═══ SUPPLIED DATA

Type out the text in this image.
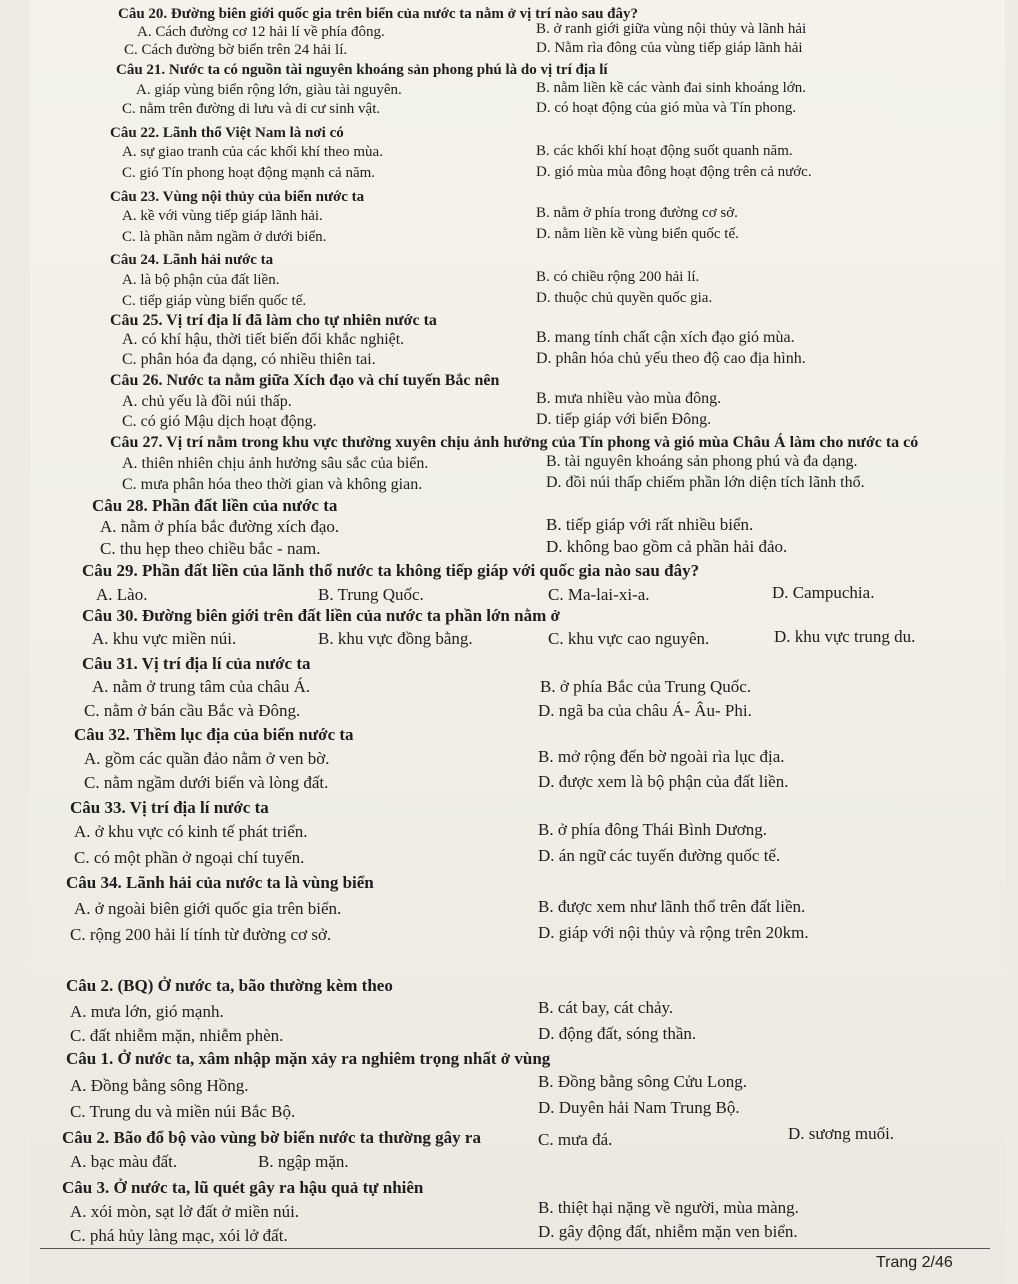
Câu 20. Đường biên giới quốc gia trên biển của nước ta nằm ở vị trí nào sau đây?
A. Cách đường cơ 12 hải lí về phía đông.	B. ở ranh giới giữa vùng nội thủy và lãnh hải
C. Cách đường bờ biển trên 24 hải lí.	D. Nằm rìa đông của vùng tiếp giáp lãnh hải
Câu 21. Nước ta có nguồn tài nguyên khoáng sản phong phú là do vị trí địa lí
A. giáp vùng biển rộng lớn, giàu tài nguyên.	B. nằm liền kề các vành đai sinh khoáng lớn.
C. nằm trên đường di lưu và di cư sinh vật.	D. có hoạt động của gió mùa và Tín phong.
Câu 22. Lãnh thổ Việt Nam là nơi có
A. sự giao tranh của các khối khí theo mùa.	B. các khối khí hoạt động suốt quanh năm.
C. gió Tín phong hoạt động mạnh cả năm.	D. gió mùa mùa đông hoạt động trên cả nước.
Câu 23. Vùng nội thủy của biển nước ta
A. kề với vùng tiếp giáp lãnh hải.	B. nằm ở phía trong đường cơ sở.
C. là phần nằm ngầm ở dưới biển.	D. nằm liền kề vùng biển quốc tế.
Câu 24. Lãnh hải nước ta
A. là bộ phận của đất liền.	B. có chiều rộng 200 hải lí.
C. tiếp giáp vùng biển quốc tế.	D. thuộc chủ quyền quốc gia.
Câu 25. Vị trí địa lí đã làm cho tự nhiên nước ta
A. có khí hậu, thời tiết biến đổi khắc nghiệt.	B. mang tính chất cận xích đạo gió mùa.
C. phân hóa đa dạng, có nhiều thiên tai.	D. phân hóa chủ yếu theo độ cao địa hình.
Câu 26. Nước ta nằm giữa Xích đạo và chí tuyến Bắc nên
A. chủ yếu là đồi núi thấp.	B. mưa nhiều vào mùa đông.
C. có gió Mậu dịch hoạt động.	D. tiếp giáp với biển Đông.
Câu 27. Vị trí nằm trong khu vực thường xuyên chịu ảnh hưởng của Tín phong và gió mùa Châu Á làm cho nước ta có
A. thiên nhiên chịu ảnh hưởng sâu sắc của biển.	B. tài nguyên khoáng sản phong phú và đa dạng.
C. mưa phân hóa theo thời gian và không gian.	D. đồi núi thấp chiếm phần lớn diện tích lãnh thổ.
Câu 28. Phần đất liền của nước ta
A. nằm ở phía bắc đường xích đạo.	B. tiếp giáp với rất nhiều biển.
C. thu hẹp theo chiều bắc - nam.	D. không bao gồm cả phần hải đảo.
Câu 29. Phần đất liền của lãnh thổ nước ta không tiếp giáp với quốc gia nào sau đây?
A. Lào.	B. Trung Quốc.	C. Ma-lai-xi-a.	D. Campuchia.
Câu 30. Đường biên giới trên đất liền của nước ta phần lớn nằm ở
A. khu vực miền núi.	B. khu vực đồng bằng.	C. khu vực cao nguyên.	D. khu vực trung du.
Câu 31. Vị trí địa lí của nước ta
A. nằm ở trung tâm của châu Á.	B. ở phía Bắc của Trung Quốc.
C. nằm ở bán cầu Bắc và Đông.	D. ngã ba của châu Á- Âu- Phi.
Câu 32. Thềm lục địa của biển nước ta
A. gồm các quần đảo nằm ở ven bờ.	B. mở rộng đến bờ ngoài rìa lục địa.
C. nằm ngầm dưới biển và lòng đất.	D. được xem là bộ phận của đất liền.
Câu 33. Vị trí địa lí nước ta
A. ở khu vực có kinh tế phát triển.	B. ở phía đông Thái Bình Dương.
C. có một phần ở ngoại chí tuyến.	D. án ngữ các tuyến đường quốc tế.
Câu 34. Lãnh hải của nước ta là vùng biển
A. ở ngoài biên giới quốc gia trên biển.	B. được xem như lãnh thổ trên đất liền.
C. rộng 200 hải lí tính từ đường cơ sở.	D. giáp với nội thủy và rộng trên 20km.
Câu 2. (BQ) Ở nước ta, bão thường kèm theo
A. mưa lớn, gió mạnh.	B. cát bay, cát chảy.
C. đất nhiễm mặn, nhiễm phèn.	D. động đất, sóng thần.
Câu 1. Ở nước ta, xâm nhập mặn xảy ra nghiêm trọng nhất ở vùng
A. Đồng bằng sông Hồng.	B. Đồng bằng sông Cửu Long.
C. Trung du và miền núi Bắc Bộ.	D. Duyên hải Nam Trung Bộ.
Câu 2. Bão đổ bộ vào vùng bờ biển nước ta thường gây ra
A. bạc màu đất.	B. ngập mặn.
C. mưa đá.	D. sương muối.
Câu 3. Ở nước ta, lũ quét gây ra hậu quả tự nhiên
A. xói mòn, sạt lở đất ở miền núi.	B. thiệt hại nặng về người, mùa màng.
C. phá hủy làng mạc, xói lở đất.	D. gây động đất, nhiễm mặn ven biển.
Trang 2/46
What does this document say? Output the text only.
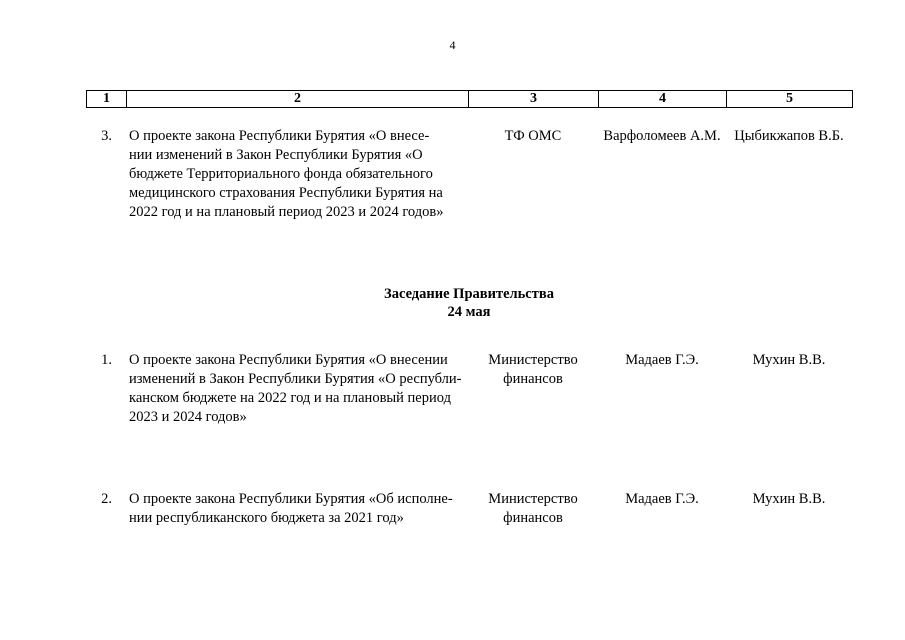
4
1	2	3	4	5
3. О проекте закона Республики Бурятия «О внесе-
нии изменений в Закон Республики Бурятия «О
бюджете Территориального фонда обязательного
медицинского страхования Республики Бурятия на
2022 год и на плановый период 2023 и 2024 годов»
ТФ ОМС	Варфоломеев А.М. Цыбикжапов В.Б.
Заседание Правительства
24 мая
1. О проекте закона Республики Бурятия «О внесении
изменений в Закон Республики Бурятия «О республи-
канском бюджете на 2022 год и на плановый период
2023 и 2024 годов»
Министерство
финансов
Мадаев Г.Э.	Мухин В.В.
2. О проекте закона Республики Бурятия «Об исполне-
нии республиканского бюджета за 2021 год»
Министерство
финансов
Мадаев Г.Э.	Мухин В.В.
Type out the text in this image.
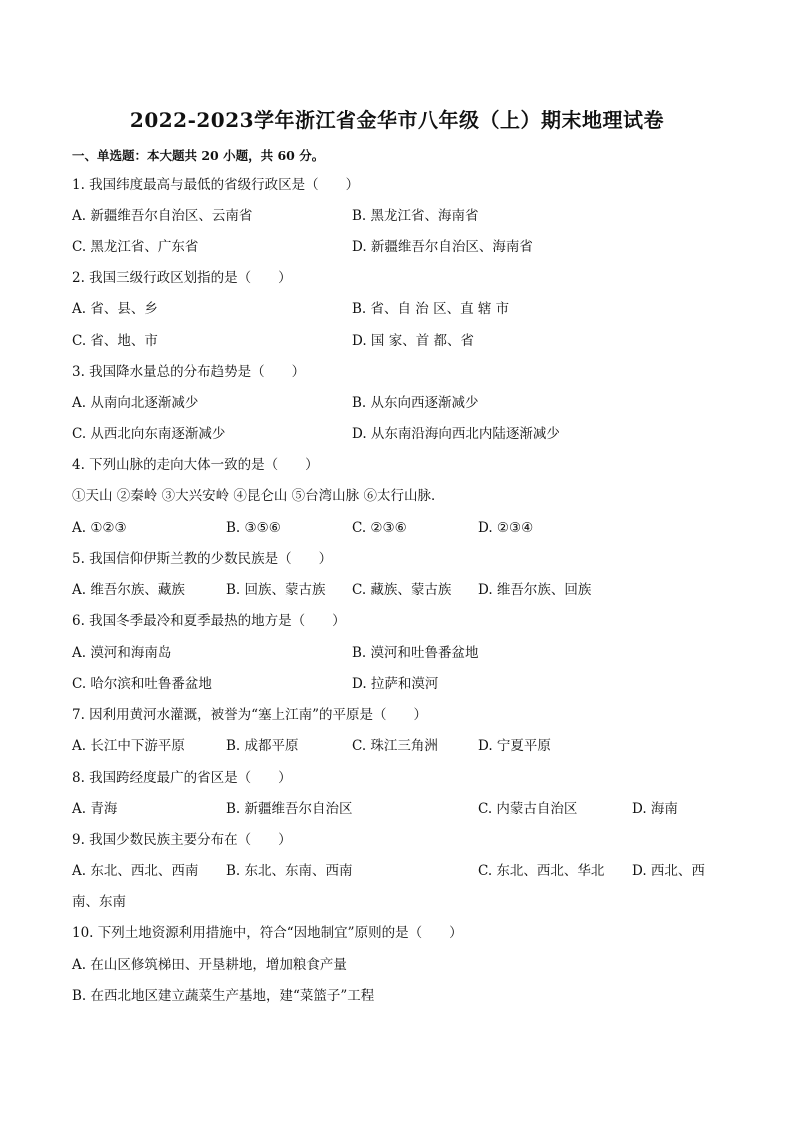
2022-2023学年浙江省金华市八年级（上）期末地理试卷
一、单选题：本大题共 20 小题，共 60 分。
1. 我国纬度最高与最低的省级行政区是（　　）
A. 新疆维吾尔自治区、云南省	B. 黑龙江省、海南省
C. 黑龙江省、广东省	D. 新疆维吾尔自治区、海南省
2. 我国三级行政区划指的是（　　）
A. 省、县、乡	B. 省、自 治 区、直 辖 市
C. 省、地、市	D. 国 家、首 都、省
3. 我国降水量总的分布趋势是（　　）
A. 从南向北逐渐减少	B. 从东向西逐渐减少
C. 从西北向东南逐渐减少	D. 从东南沿海向西北内陆逐渐减少
4. 下列山脉的走向大体一致的是（　　）
①天山 ②秦岭 ③大兴安岭 ④昆仑山 ⑤台湾山脉 ⑥太行山脉．
A. ①②③	B. ③⑤⑥	C. ②③⑥	D. ②③④
5. 我国信仰伊斯兰教的少数民族是（　　）
A. 维吾尔族、藏族	B. 回族、蒙古族 C. 藏族、蒙古族 D. 维吾尔族、回族
6. 我国冬季最冷和夏季最热的地方是（　　）
A. 漠河和海南岛	B. 漠河和吐鲁番盆地
C. 哈尔滨和吐鲁番盆地	D. 拉萨和漠河
7. 因利用黄河水灌溉，被誉为“塞上江南”的平原是（　　）
A. 长江中下游平原	B. 成都平原	C. 珠江三角洲	D. 宁夏平原
8. 我国跨经度最广的省区是（　　）
A. 青海	B. 新疆维吾尔自治区	C. 内蒙古自治区	D. 海南
9. 我国少数民族主要分布在（　　）
A. 东北、西北、西南 B. 东北、东南、西南	C. 东北、西北、华北 D. 西北、西
南、东南
10. 下列土地资源利用措施中，符合“因地制宜”原则的是（　　）
A. 在山区修筑梯田、开垦耕地，增加粮食产量
B. 在西北地区建立蔬菜生产基地，建“菜篮子”工程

══════

● **GIVEN EXERCISE**: In the records above, how many lines include "плановый"? Give that number and nothing more.

● **TASK OUTPUT**: 2